Copy every line of the rows below character for character, omitting the picture placeholders.

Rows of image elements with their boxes
"""

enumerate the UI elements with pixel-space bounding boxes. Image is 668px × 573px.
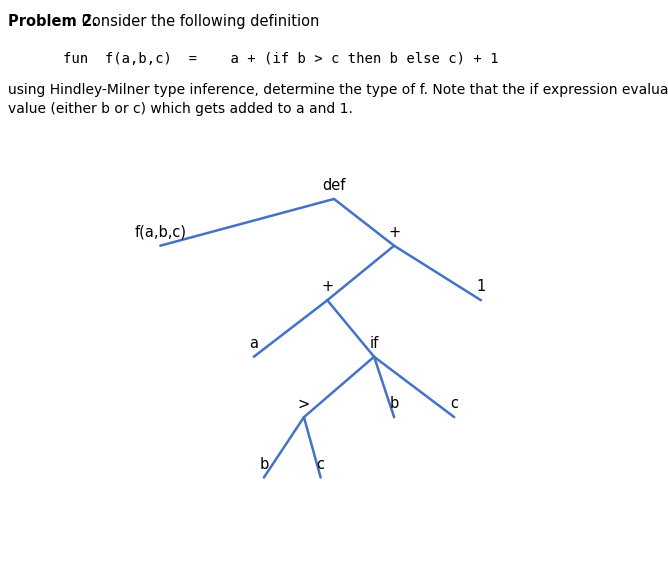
Text: +: + bbox=[321, 280, 333, 295]
Text: c: c bbox=[450, 397, 458, 411]
Text: 1: 1 bbox=[476, 280, 486, 295]
Text: +: + bbox=[388, 225, 400, 240]
Text: Problem 2.: Problem 2. bbox=[8, 14, 98, 29]
Text: b: b bbox=[259, 457, 269, 472]
Text: >: > bbox=[298, 397, 310, 411]
Text: c: c bbox=[317, 457, 325, 472]
Text: if: if bbox=[369, 336, 379, 351]
Text: fun  f(a,b,c)  =    a + (if b > c then b else c) + 1: fun f(a,b,c) = a + (if b > c then b else… bbox=[63, 52, 499, 65]
Text: f(a,b,c): f(a,b,c) bbox=[134, 225, 186, 240]
Text: Consider the following definition: Consider the following definition bbox=[77, 14, 320, 29]
Text: a: a bbox=[249, 336, 259, 351]
Text: def: def bbox=[323, 178, 345, 193]
Text: b: b bbox=[389, 397, 399, 411]
Text: value (either b or c) which gets added to a and 1.: value (either b or c) which gets added t… bbox=[8, 102, 353, 116]
Text: using Hindley-Milner type inference, determine the type of f. Note that the if e: using Hindley-Milner type inference, det… bbox=[8, 83, 668, 97]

"""

→ Solution
enumerate the UI elements with pixel-space bounding boxes. Image is 668px × 573px.
Text: +: + bbox=[321, 280, 333, 295]
Text: c: c bbox=[450, 397, 458, 411]
Text: 1: 1 bbox=[476, 280, 486, 295]
Text: +: + bbox=[388, 225, 400, 240]
Text: Problem 2.: Problem 2. bbox=[8, 14, 98, 29]
Text: b: b bbox=[259, 457, 269, 472]
Text: >: > bbox=[298, 397, 310, 411]
Text: c: c bbox=[317, 457, 325, 472]
Text: if: if bbox=[369, 336, 379, 351]
Text: fun  f(a,b,c)  =    a + (if b > c then b else c) + 1: fun f(a,b,c) = a + (if b > c then b else… bbox=[63, 52, 499, 65]
Text: f(a,b,c): f(a,b,c) bbox=[134, 225, 186, 240]
Text: Consider the following definition: Consider the following definition bbox=[77, 14, 320, 29]
Text: a: a bbox=[249, 336, 259, 351]
Text: def: def bbox=[323, 178, 345, 193]
Text: b: b bbox=[389, 397, 399, 411]
Text: value (either b or c) which gets added to a and 1.: value (either b or c) which gets added t… bbox=[8, 102, 353, 116]
Text: using Hindley-Milner type inference, determine the type of f. Note that the if e: using Hindley-Milner type inference, det… bbox=[8, 83, 668, 97]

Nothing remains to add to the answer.